*WHAT TO PRODUCE:* Find each line with "response" and copy it.

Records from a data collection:

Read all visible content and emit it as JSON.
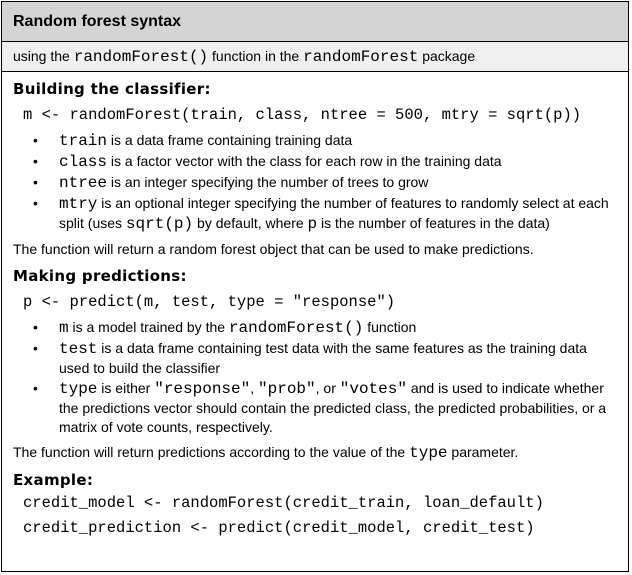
{
  "header": {
    "title": "Random forest syntax"
  },
  "subheader": {
    "pre": "using the ",
    "func": "randomForest()",
    "mid": " function in the ",
    "pkg": "randomForest",
    "post": " package"
  },
  "building": {
    "heading": "Building the classifier:",
    "code": "m <- randomForest(train, class, ntree = 500, mtry = sqrt(p))",
    "bullets": [
      {
        "term": "train",
        "text": " is a data frame containing training data"
      },
      {
        "term": "class",
        "text": " is a factor vector with the class for each row in the training data"
      },
      {
        "term": "ntree",
        "text": " is an integer specifying the number of trees to grow"
      }
    ],
    "mtry": {
      "term": "mtry",
      "text1": " is an optional integer specifying the number of features to randomly select at each split (uses ",
      "code1": "sqrt(p)",
      "text2": " by default, where ",
      "code2": "p",
      "text3": " is the number of features in the data)"
    },
    "return": "The function will return a random forest object that can be used to make predictions."
  },
  "predicting": {
    "heading": "Making predictions:",
    "code": "p <- predict(m, test, type = \"response\")",
    "b1": {
      "term": "m",
      "text1": " is a model trained by the ",
      "code": "randomForest()",
      "text2": "  function"
    },
    "b2": {
      "term": "test",
      "text": " is a data frame containing test data with the same features as the training data used to build the classifier"
    },
    "b3": {
      "term": "type",
      "text1": " is either ",
      "opt1": "\"response\"",
      "sep1": ", ",
      "opt2": "\"prob\"",
      "sep2": ", or ",
      "opt3": "\"votes\"",
      "text2": " and is used to indicate whether the predictions vector should contain the predicted class, the predicted probabilities, or a matrix of vote counts, respectively."
    },
    "return_pre": "The function will return predictions according to the value of the ",
    "return_code": "type",
    "return_post": " parameter."
  },
  "example": {
    "heading": "Example:",
    "line1": "credit_model <- randomForest(credit_train, loan_default)",
    "line2": "credit_prediction <- predict(credit_model, credit_test)"
  }
}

*RESULT OF THE EXERCISE:*
    "code": "p <- predict(m, test, type = \"response\")",
      "opt1": "\"response\"",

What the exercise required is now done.